_Exercise_.
Write down each entry again, exactly as it reads.

_Entries shown_.

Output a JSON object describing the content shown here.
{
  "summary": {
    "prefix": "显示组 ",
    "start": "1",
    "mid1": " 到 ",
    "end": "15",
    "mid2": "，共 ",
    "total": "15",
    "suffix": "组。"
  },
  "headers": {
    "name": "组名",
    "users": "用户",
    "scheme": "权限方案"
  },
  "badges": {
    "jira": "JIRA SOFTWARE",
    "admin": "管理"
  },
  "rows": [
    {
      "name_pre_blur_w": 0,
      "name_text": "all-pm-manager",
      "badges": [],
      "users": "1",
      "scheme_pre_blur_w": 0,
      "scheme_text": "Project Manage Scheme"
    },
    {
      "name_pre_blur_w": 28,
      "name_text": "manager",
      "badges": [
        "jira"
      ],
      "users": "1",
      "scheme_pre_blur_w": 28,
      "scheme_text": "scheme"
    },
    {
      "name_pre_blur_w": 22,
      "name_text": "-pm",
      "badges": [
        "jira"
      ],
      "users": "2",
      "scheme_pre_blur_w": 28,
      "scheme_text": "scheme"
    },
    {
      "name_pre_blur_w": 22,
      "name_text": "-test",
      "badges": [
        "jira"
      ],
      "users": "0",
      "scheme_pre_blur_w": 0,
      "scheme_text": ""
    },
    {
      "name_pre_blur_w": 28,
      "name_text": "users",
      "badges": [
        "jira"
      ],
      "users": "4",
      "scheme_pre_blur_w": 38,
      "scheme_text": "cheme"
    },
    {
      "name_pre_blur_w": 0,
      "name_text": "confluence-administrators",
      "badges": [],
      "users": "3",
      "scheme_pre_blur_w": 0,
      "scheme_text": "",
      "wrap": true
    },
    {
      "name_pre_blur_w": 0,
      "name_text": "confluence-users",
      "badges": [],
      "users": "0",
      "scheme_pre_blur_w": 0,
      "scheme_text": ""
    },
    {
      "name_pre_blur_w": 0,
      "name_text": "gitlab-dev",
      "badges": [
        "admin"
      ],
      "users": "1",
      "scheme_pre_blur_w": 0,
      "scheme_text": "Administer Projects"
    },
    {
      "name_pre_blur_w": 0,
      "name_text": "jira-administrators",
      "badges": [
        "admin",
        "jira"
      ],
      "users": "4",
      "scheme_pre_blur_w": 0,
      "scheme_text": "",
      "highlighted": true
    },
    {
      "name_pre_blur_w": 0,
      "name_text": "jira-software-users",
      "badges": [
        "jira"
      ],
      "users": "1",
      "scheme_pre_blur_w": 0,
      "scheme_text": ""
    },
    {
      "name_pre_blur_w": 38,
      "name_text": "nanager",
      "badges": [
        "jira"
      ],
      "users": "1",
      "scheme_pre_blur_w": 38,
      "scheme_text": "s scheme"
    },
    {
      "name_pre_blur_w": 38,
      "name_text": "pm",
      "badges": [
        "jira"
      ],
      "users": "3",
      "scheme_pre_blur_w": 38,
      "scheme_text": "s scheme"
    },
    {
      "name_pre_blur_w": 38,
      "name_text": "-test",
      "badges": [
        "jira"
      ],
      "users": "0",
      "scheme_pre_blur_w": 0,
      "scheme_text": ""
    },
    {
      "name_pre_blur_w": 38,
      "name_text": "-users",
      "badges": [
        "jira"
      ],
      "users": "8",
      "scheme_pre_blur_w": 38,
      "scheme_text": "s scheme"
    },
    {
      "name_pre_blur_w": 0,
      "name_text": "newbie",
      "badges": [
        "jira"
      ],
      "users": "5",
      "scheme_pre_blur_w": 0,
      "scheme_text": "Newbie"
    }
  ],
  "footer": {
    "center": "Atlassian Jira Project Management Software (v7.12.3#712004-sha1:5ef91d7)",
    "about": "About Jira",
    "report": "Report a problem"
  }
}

_The result_.
Output a JSON object describing the content shown here.
{
  "summary": {
    "prefix": "显示组 ",
    "start": "1",
    "mid1": " 到 ",
    "end": "15",
    "mid2": "，共 ",
    "total": "15",
    "suffix": "组。"
  },
  "headers": {
    "name": "组名",
    "users": "用户",
    "scheme": "权限方案"
  },
  "badges": {
    "jira": "JIRA SOFTWARE",
    "admin": "管理"
  },
  "rows": [
    {
      "name_pre_blur_w": 0,
      "name_text": "all-pm-manager",
      "badges": [],
      "users": "1",
      "scheme_pre_blur_w": 0,
      "scheme_text": "Project Manage Scheme"
    },
    {
      "name_pre_blur_w": 28,
      "name_text": "manager",
      "badges": [
        "jira"
      ],
      "users": "1",
      "scheme_pre_blur_w": 28,
      "scheme_text": "scheme"
    },
    {
      "name_pre_blur_w": 22,
      "name_text": "-pm",
      "badges": [
        "jira"
      ],
      "users": "2",
      "scheme_pre_blur_w": 28,
      "scheme_text": "scheme"
    },
    {
      "name_pre_blur_w": 22,
      "name_text": "-test",
      "badges": [
        "jira"
      ],
      "users": "0",
      "scheme_pre_blur_w": 0,
      "scheme_text": ""
    },
    {
      "name_pre_blur_w": 28,
      "name_text": "users",
      "badges": [
        "jira"
      ],
      "users": "4",
      "scheme_pre_blur_w": 38,
      "scheme_text": "cheme"
    },
    {
      "name_pre_blur_w": 0,
      "name_text": "confluence-administrators",
      "badges": [],
      "users": "3",
      "scheme_pre_blur_w": 0,
      "scheme_text": "",
      "wrap": true
    },
    {
      "name_pre_blur_w": 0,
      "name_text": "confluence-users",
      "badges": [],
      "users": "0",
      "scheme_pre_blur_w": 0,
      "scheme_text": ""
    },
    {
      "name_pre_blur_w": 0,
      "name_text": "gitlab-dev",
      "badges": [
        "admin"
      ],
      "users": "1",
      "scheme_pre_blur_w": 0,
      "scheme_text": "Administer Projects"
    },
    {
      "name_pre_blur_w": 0,
      "name_text": "jira-administrators",
      "badges": [
        "admin",
        "jira"
      ],
      "users": "4",
      "scheme_pre_blur_w": 0,
      "scheme_text": "",
      "highlighted": true
    },
    {
      "name_pre_blur_w": 0,
      "name_text": "jira-software-users",
      "badges": [
        "jira"
      ],
      "users": "1",
      "scheme_pre_blur_w": 0,
      "scheme_text": ""
    },
    {
      "name_pre_blur_w": 38,
      "name_text": "nanager",
      "badges": [
        "jira"
      ],
      "users": "1",
      "scheme_pre_blur_w": 38,
      "scheme_text": "s scheme"
    },
    {
      "name_pre_blur_w": 38,
      "name_text": "pm",
      "badges": [
        "jira"
      ],
      "users": "3",
      "scheme_pre_blur_w": 38,
      "scheme_text": "s scheme"
    },
    {
      "name_pre_blur_w": 38,
      "name_text": "-test",
      "badges": [
        "jira"
      ],
      "users": "0",
      "scheme_pre_blur_w": 0,
      "scheme_text": ""
    },
    {
      "name_pre_blur_w": 38,
      "name_text": "-users",
      "badges": [
        "jira"
      ],
      "users": "8",
      "scheme_pre_blur_w": 38,
      "scheme_text": "s scheme"
    },
    {
      "name_pre_blur_w": 0,
      "name_text": "newbie",
      "badges": [
        "jira"
      ],
      "users": "5",
      "scheme_pre_blur_w": 0,
      "scheme_text": "Newbie"
    }
  ],
  "footer": {
    "center": "Atlassian Jira Project Management Software (v7.12.3#712004-sha1:5ef91d7)",
    "about": "About Jira",
    "report": "Report a problem"
  }
}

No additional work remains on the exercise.